Task to carry out:
Reproduce the listing below verbatim.

Recorded data:
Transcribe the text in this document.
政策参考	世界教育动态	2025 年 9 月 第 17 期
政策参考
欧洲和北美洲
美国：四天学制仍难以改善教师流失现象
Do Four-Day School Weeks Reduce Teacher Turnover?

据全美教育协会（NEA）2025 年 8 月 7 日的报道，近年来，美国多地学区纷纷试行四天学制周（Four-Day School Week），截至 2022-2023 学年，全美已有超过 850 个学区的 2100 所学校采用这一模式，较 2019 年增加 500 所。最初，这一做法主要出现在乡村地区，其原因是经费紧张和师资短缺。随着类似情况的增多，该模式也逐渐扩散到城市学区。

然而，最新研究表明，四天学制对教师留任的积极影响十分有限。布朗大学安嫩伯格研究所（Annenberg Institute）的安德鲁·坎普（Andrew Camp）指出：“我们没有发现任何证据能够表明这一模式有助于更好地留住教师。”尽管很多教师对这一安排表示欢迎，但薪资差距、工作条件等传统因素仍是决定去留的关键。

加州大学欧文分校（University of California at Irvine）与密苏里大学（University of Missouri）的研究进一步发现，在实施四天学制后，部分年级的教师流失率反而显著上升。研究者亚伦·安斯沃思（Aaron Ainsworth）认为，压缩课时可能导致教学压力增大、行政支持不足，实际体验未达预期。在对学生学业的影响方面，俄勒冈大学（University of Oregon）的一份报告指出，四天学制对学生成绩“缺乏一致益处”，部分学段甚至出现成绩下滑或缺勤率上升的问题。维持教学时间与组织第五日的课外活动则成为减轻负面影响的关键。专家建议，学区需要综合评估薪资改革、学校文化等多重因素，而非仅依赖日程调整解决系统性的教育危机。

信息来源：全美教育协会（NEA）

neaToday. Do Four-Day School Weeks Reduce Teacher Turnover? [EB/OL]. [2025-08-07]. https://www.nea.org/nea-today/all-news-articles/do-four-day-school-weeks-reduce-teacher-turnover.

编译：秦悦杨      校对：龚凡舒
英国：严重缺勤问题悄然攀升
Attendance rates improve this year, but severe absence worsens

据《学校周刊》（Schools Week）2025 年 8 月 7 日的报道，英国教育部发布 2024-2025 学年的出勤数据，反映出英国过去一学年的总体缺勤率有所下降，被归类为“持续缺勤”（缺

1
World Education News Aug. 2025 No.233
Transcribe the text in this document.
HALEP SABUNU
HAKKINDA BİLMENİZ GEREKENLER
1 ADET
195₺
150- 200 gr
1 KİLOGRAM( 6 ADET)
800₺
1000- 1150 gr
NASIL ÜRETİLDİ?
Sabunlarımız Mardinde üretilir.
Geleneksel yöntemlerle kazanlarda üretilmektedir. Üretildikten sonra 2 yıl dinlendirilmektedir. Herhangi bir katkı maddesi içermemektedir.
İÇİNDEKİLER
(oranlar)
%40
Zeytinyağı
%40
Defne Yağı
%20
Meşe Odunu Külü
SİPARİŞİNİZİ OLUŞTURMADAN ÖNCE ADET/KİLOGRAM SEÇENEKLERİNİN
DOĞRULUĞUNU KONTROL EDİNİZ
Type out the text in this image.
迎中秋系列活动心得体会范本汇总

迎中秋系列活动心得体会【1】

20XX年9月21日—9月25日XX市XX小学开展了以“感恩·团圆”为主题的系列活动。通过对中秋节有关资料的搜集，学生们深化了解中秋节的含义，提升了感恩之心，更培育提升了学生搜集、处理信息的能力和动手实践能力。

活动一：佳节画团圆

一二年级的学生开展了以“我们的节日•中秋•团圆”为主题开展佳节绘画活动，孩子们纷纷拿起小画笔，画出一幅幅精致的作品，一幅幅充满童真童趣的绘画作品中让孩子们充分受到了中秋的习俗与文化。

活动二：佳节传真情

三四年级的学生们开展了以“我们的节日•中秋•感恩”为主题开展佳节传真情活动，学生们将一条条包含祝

Complete answer:
Transcribe the text in this document.
政策参考	世界教育动态	2025 年 9 月 第 17 期
政策参考
欧洲和北美洲
美国：四天学制仍难以改善教师流失现象
Do Four-Day School Weeks Reduce Teacher Turnover?

据全美教育协会（NEA）2025 年 8 月 7 日的报道，近年来，美国多地学区纷纷试行四天学制周（Four-Day School Week），截至 2022-2023 学年，全美已有超过 850 个学区的 2100 所学校采用这一模式，较 2019 年增加 500 所。最初，这一做法主要出现在乡村地区，其原因是经费紧张和师资短缺。随着类似情况的增多，该模式也逐渐扩散到城市学区。

然而，最新研究表明，四天学制对教师留任的积极影响十分有限。布朗大学安嫩伯格研究所（Annenberg Institute）的安德鲁·坎普（Andrew Camp）指出：“我们没有发现任何证据能够表明这一模式有助于更好地留住教师。”尽管很多教师对这一安排表示欢迎，但薪资差距、工作条件等传统因素仍是决定去留的关键。

加州大学欧文分校（University of California at Irvine）与密苏里大学（University of Missouri）的研究进一步发现，在实施四天学制后，部分年级的教师流失率反而显著上升。研究者亚伦·安斯沃思（Aaron Ainsworth）认为，压缩课时可能导致教学压力增大、行政支持不足，实际体验未达预期。在对学生学业的影响方面，俄勒冈大学（University of Oregon）的一份报告指出，四天学制对学生成绩“缺乏一致益处”，部分学段甚至出现成绩下滑或缺勤率上升的问题。维持教学时间与组织第五日的课外活动则成为减轻负面影响的关键。专家建议，学区需要综合评估薪资改革、学校文化等多重因素，而非仅依赖日程调整解决系统性的教育危机。

信息来源：全美教育协会（NEA）

neaToday. Do Four-Day School Weeks Reduce Teacher Turnover? [EB/OL]. [2025-08-07]. https://www.nea.org/nea-today/all-news-articles/do-four-day-school-weeks-reduce-teacher-turnover.

编译：秦悦杨      校对：龚凡舒
英国：严重缺勤问题悄然攀升
Attendance rates improve this year, but severe absence worsens

据《学校周刊》（Schools Week）2025 年 8 月 7 日的报道，英国教育部发布 2024-2025 学年的出勤数据，反映出英国过去一学年的总体缺勤率有所下降，被归类为“持续缺勤”（缺

1
World Education News Aug. 2025 No.233
Transcribe the text in this document.
HALEP SABUNU
HAKKINDA BİLMENİZ GEREKENLER
1 ADET
195₺
150- 200 gr
1 KİLOGRAM( 6 ADET)
800₺
1000- 1150 gr
NASIL ÜRETİLDİ?
Sabunlarımız Mardinde üretilir.
Geleneksel yöntemlerle kazanlarda üretilmektedir. Üretildikten sonra 2 yıl dinlendirilmektedir. Herhangi bir katkı maddesi içermemektedir.
İÇİNDEKİLER
(oranlar)
%40
Zeytinyağı
%40
Defne Yağı
%20
Meşe Odunu Külü
SİPARİŞİNİZİ OLUŞTURMADAN ÖNCE ADET/KİLOGRAM SEÇENEKLERİNİN
DOĞRULUĞUNU KONTROL EDİNİZ
Type out the text in this image.
迎中秋系列活动心得体会范本汇总

迎中秋系列活动心得体会【1】

20XX年9月21日—9月25日XX市XX小学开展了以“感恩·团圆”为主题的系列活动。通过对中秋节有关资料的搜集，学生们深化了解中秋节的含义，提升了感恩之心，更培育提升了学生搜集、处理信息的能力和动手实践能力。

活动一：佳节画团圆

一二年级的学生开展了以“我们的节日•中秋•团圆”为主题开展佳节绘画活动，孩子们纷纷拿起小画笔，画出一幅幅精致的作品，一幅幅充满童真童趣的绘画作品中让孩子们充分受到了中秋的习俗与文化。

活动二：佳节传真情

三四年级的学生们开展了以“我们的节日•中秋•感恩”为主题开展佳节传真情活动，学生们将一条条包含祝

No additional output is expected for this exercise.